Collected data
START
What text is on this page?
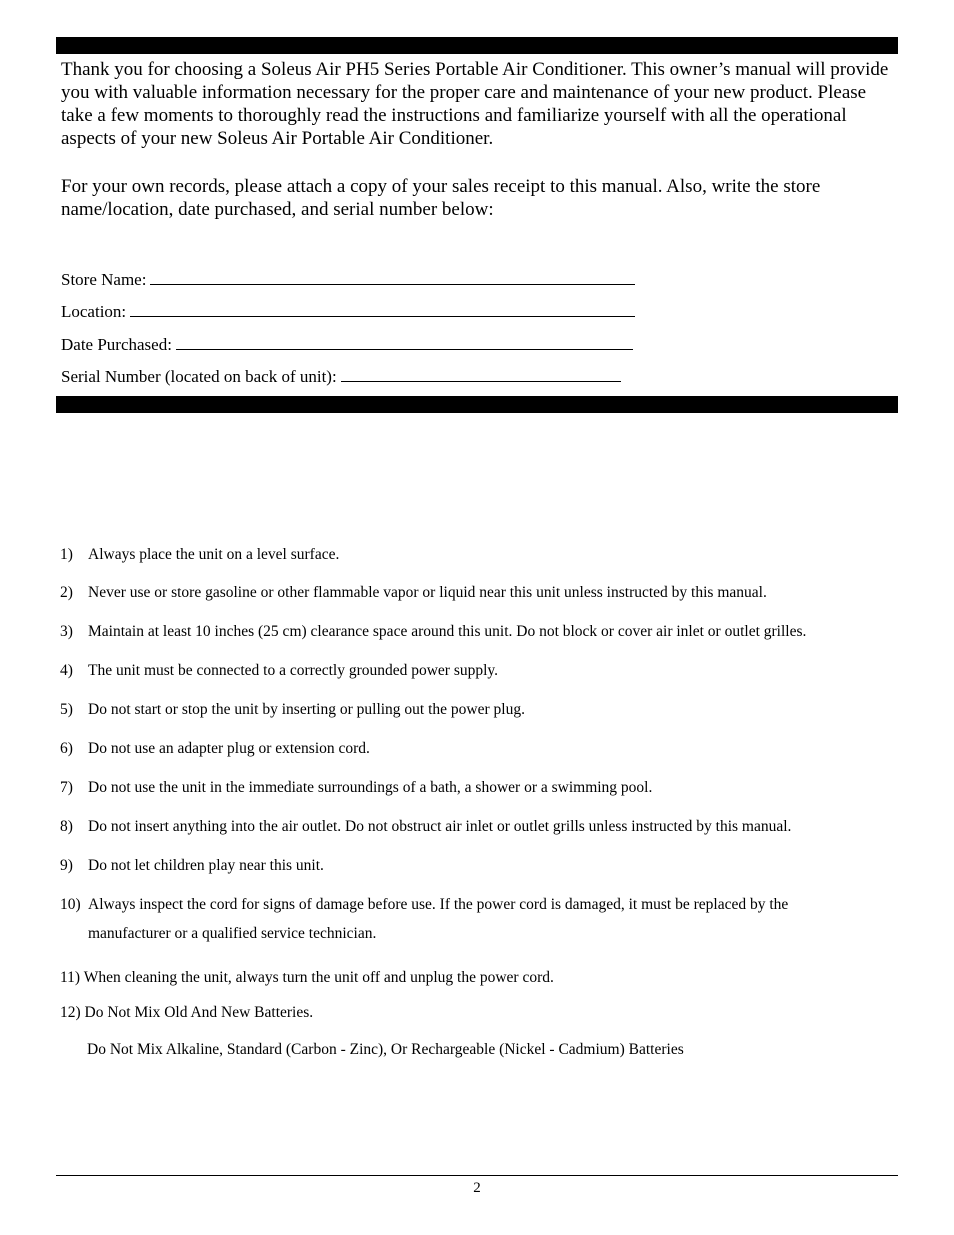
Thank you for choosing a Soleus Air PH5 Series Portable Air Conditioner. This owner’s manual will provide you with valuable information necessary for the proper care and maintenance of your new product. Please take a few moments to thoroughly read the instructions and familiarize yourself with all the operational aspects of your new Soleus Air Portable Air Conditioner.
For your own records, please attach a copy of your sales receipt to this manual. Also, write the store name/location, date purchased, and serial number below:
Store Name:
Location:
Date Purchased:
Serial Number (located on back of unit):
1) Always place the unit on a level surface.
2) Never use or store gasoline or other flammable vapor or liquid near this unit unless instructed by this manual.
3) Maintain at least 10 inches (25 cm) clearance space around this unit. Do not block or cover air inlet or outlet grilles.
4) The unit must be connected to a correctly grounded power supply.
5) Do not start or stop the unit by inserting or pulling out the power plug.
6) Do not use an adapter plug or extension cord.
7) Do not use the unit in the immediate surroundings of a bath, a shower or a swimming pool.
8) Do not insert anything into the air outlet. Do not obstruct air inlet or outlet grills unless instructed by this manual.
9) Do not let children play near this unit.
10) Always inspect the cord for signs of damage before use. If the power cord is damaged, it must be replaced by the
manufacturer or a qualified service technician.
11) When cleaning the unit, always turn the unit off and unplug the power cord.
12) Do Not Mix Old And New Batteries.
Do Not Mix Alkaline, Standard (Carbon - Zinc), Or Rechargeable (Nickel - Cadmium) Batteries
2
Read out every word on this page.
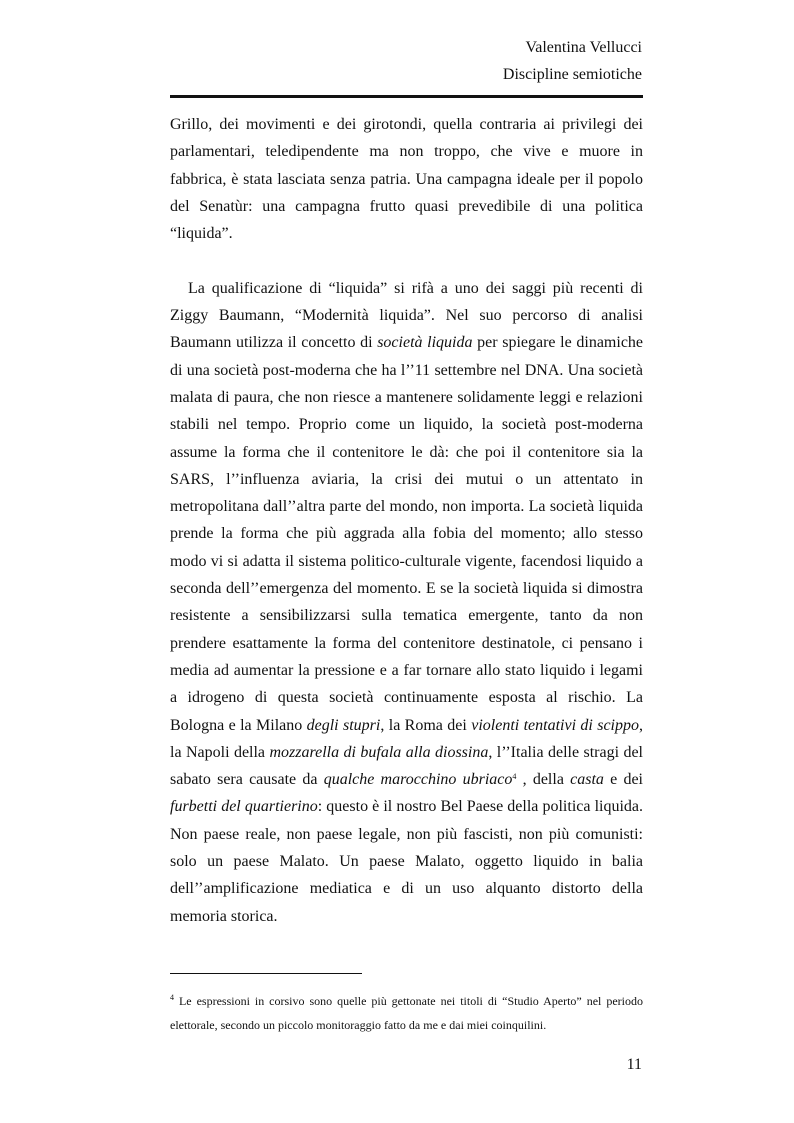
Valentina Vellucci
Discipline semiotiche

Grillo, dei movimenti e dei girotondi, quella contraria ai privilegi dei parlamentari, teledipendente ma non troppo, che vive e muore in fabbrica, è stata lasciata senza patria. Una campagna ideale per il popolo del Senatùr: una campagna frutto quasi prevedibile di una politica “liquida”.

La qualificazione di “liquida” si rifà a uno dei saggi più recenti di Ziggy Baumann, “Modernità liquida”. Nel suo percorso di analisi Baumann utilizza il concetto di società liquida per spiegare le dinamiche di una società post-moderna che ha l’’11 settembre nel DNA. Una società malata di paura, che non riesce a mantenere solidamente leggi e relazioni stabili nel tempo. Proprio come un liquido, la società post-moderna assume la forma che il contenitore le dà: che poi il contenitore sia la SARS, l’’influenza aviaria, la crisi dei mutui o un attentato in metropolitana dall’’altra parte del mondo, non importa. La società liquida prende la forma che più aggrada alla fobia del momento; allo stesso modo vi si adatta il sistema politico-culturale vigente, facendosi liquido a seconda dell’’emergenza del momento. E se la società liquida si dimostra resistente a sensibilizzarsi sulla tematica emergente, tanto da non prendere esattamente la forma del contenitore destinatole, ci pensano i media ad aumentar la pressione e a far tornare allo stato liquido i legami a idrogeno di questa società continuamente esposta al rischio. La Bologna e la Milano degli stupri, la Roma dei violenti tentativi di scippo, la Napoli della mozzarella di bufala alla diossina, l’’Italia delle stragi del sabato sera causate da qualche marocchino ubriaco$^4$ , della casta e dei furbetti del quartierino: questo è il nostro Bel Paese della politica liquida. Non paese reale, non paese legale, non più fascisti, non più comunisti: solo un paese Malato. Un paese Malato, oggetto liquido in balia dell’’amplificazione mediatica e di un uso alquanto distorto della memoria storica.

$^4$ Le espressioni in corsivo sono quelle più gettonate nei titoli di “Studio Aperto” nel periodo elettorale, secondo un piccolo monitoraggio fatto da me e dai miei coinquilini.
11
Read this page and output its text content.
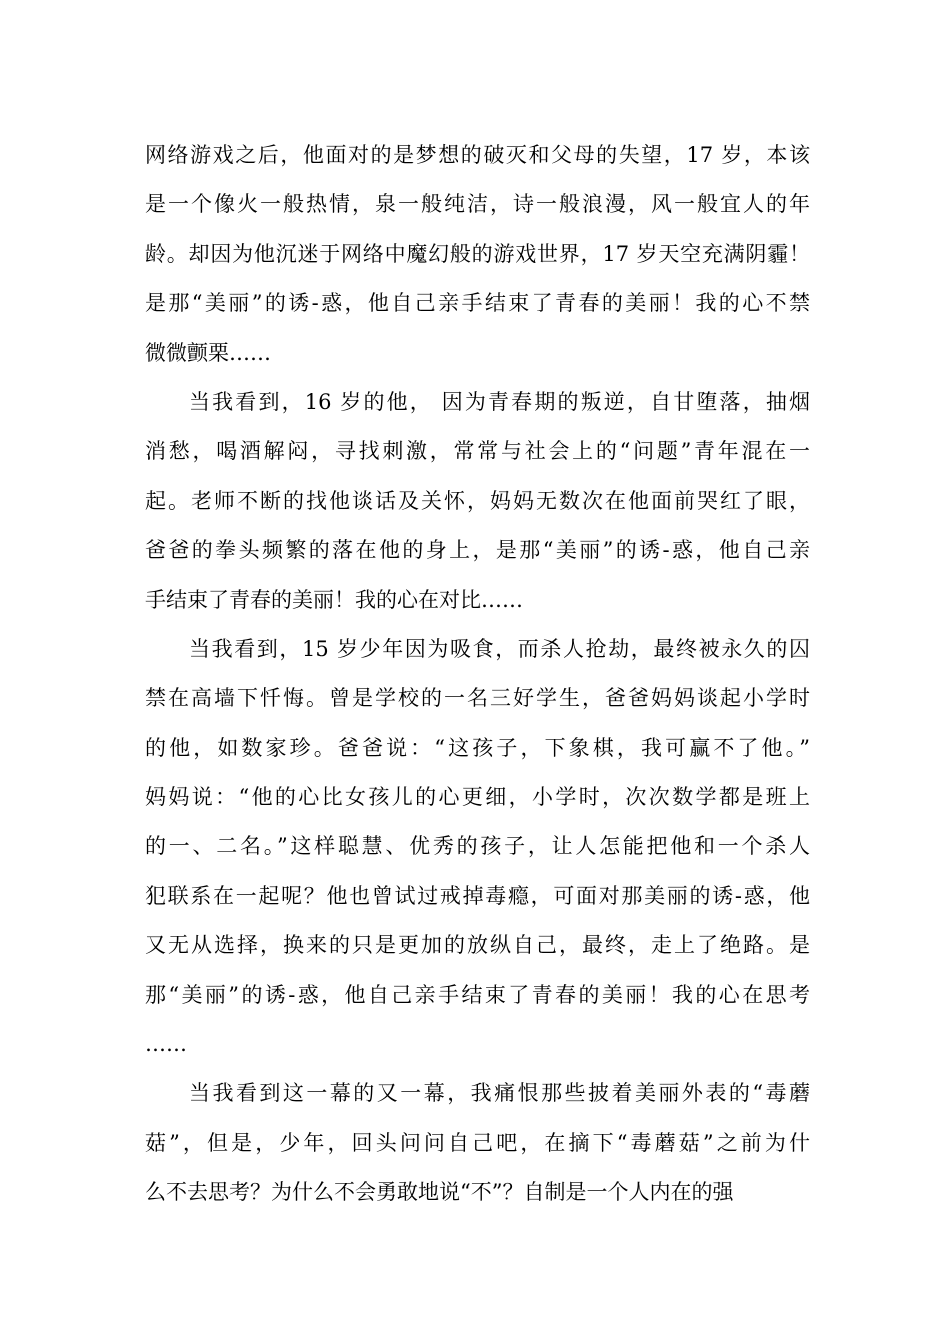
网络游戏之后，他面对的是梦想的破灭和父母的失望，17 岁，本该
是一个像火一般热情，泉一般纯洁，诗一般浪漫，风一般宜人的年
龄。却因为他沉迷于网络中魔幻般的游戏世界，17 岁天空充满阴霾！
是那“美丽”的诱-惑，他自己亲手结束了青春的美丽！我的心不禁
微微颤栗……
当我看到，16 岁的他， 因为青春期的叛逆，自甘堕落，抽烟
消愁，喝酒解闷，寻找刺激，常常与社会上的“问题”青年混在一
起。老师不断的找他谈话及关怀，妈妈无数次在他面前哭红了眼，
爸爸的拳头频繁的落在他的身上，是那“美丽”的诱-惑，他自己亲
手结束了青春的美丽！我的心在对比……
当我看到，15 岁少年因为吸食，而杀人抢劫，最终被永久的囚
禁在高墙下忏悔。曾是学校的一名三好学生，爸爸妈妈谈起小学时
的他，如数家珍。爸爸说：“这孩子，下象棋，我可赢不了他。”
妈妈说：“他的心比女孩儿的心更细，小学时，次次数学都是班上
的一、二名。”这样聪慧、优秀的孩子，让人怎能把他和一个杀人
犯联系在一起呢？他也曾试过戒掉毒瘾，可面对那美丽的诱-惑，他
又无从选择，换来的只是更加的放纵自己，最终，走上了绝路。是
那“美丽”的诱-惑，他自己亲手结束了青春的美丽！我的心在思考
……
当我看到这一幕的又一幕，我痛恨那些披着美丽外表的“毒蘑
菇”，但是，少年，回头问问自己吧，在摘下“毒蘑菇”之前为什
么不去思考？为什么不会勇敢地说“不”？自制是一个人内在的强
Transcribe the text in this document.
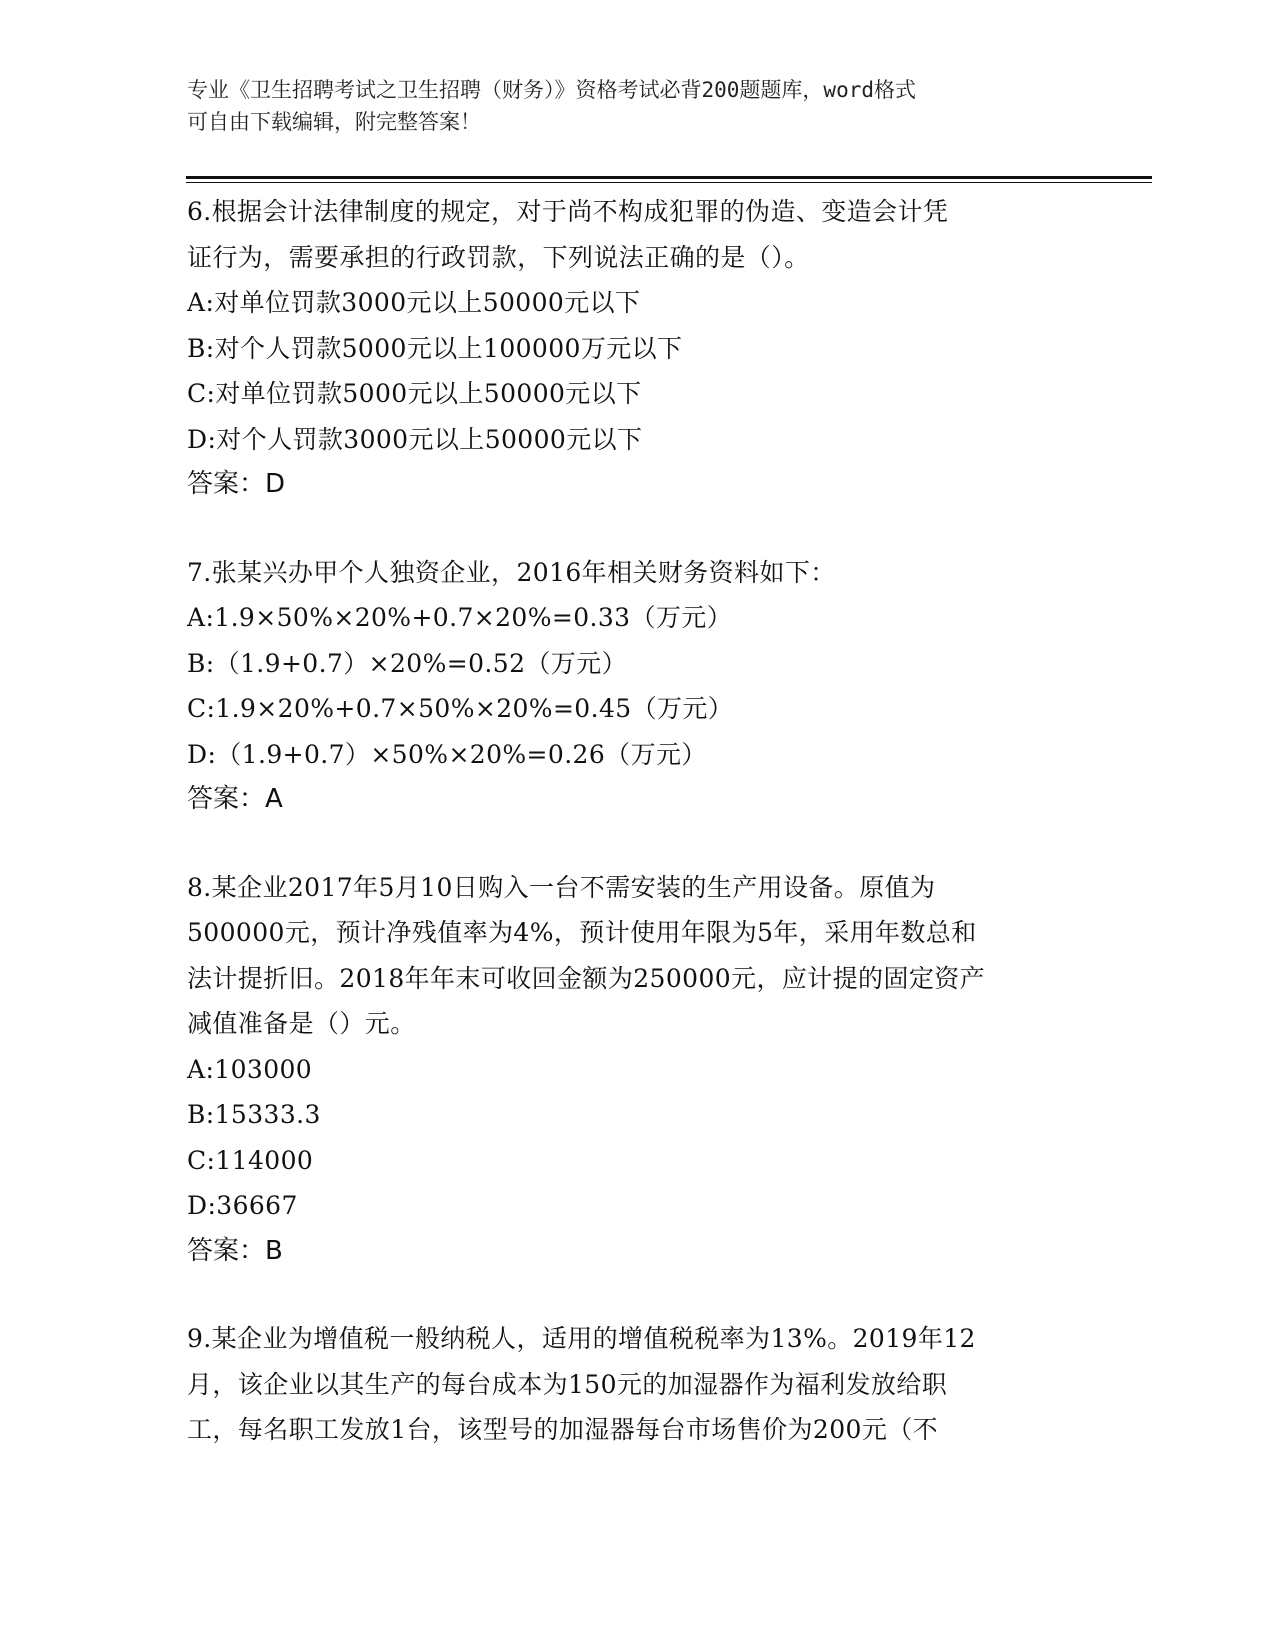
专业《卫生招聘考试之卫生招聘（财务）》资格考试必背200题题库，word格式
可自由下载编辑，附完整答案！
6.根据会计法律制度的规定，对于尚不构成犯罪的伪造、变造会计凭
证行为，需要承担的行政罚款，下列说法正确的是（）。
A:对单位罚款3000元以上50000元以下
B:对个人罚款5000元以上100000万元以下
C:对单位罚款5000元以上50000元以下
D:对个人罚款3000元以上50000元以下
答案：D
7.张某兴办甲个人独资企业，2016年相关财务资料如下：
A:1.9×50%×20%+0.7×20%=0.33（万元）
B:（1.9+0.7）×20%=0.52（万元）
C:1.9×20%+0.7×50%×20%=0.45（万元）
D:（1.9+0.7）×50%×20%=0.26（万元）
答案：A
8.某企业2017年5月10日购入一台不需安装的生产用设备。原值为
500000元，预计净残值率为4%，预计使用年限为5年，采用年数总和
法计提折旧。2018年年末可收回金额为250000元，应计提的固定资产
减值准备是（）元。
A:103000
B:15333.3
C:114000
D:36667
答案：B
9.某企业为增值税一般纳税人，适用的增值税税率为13%。2019年12
月，该企业以其生产的每台成本为150元的加湿器作为福利发放给职
工，每名职工发放1台，该型号的加湿器每台市场售价为200元（不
END
## Instructions for the task
Within the listing above, copy each line that has the string "inlet".

## Solution to the exercise
3) Maintain at least 10 inches (25 cm) clearance space around this unit. Do not block or cover air inlet or outlet grilles.
8) Do not insert anything into the air outlet. Do not obstruct air inlet or outlet grills unless instructed by this manual.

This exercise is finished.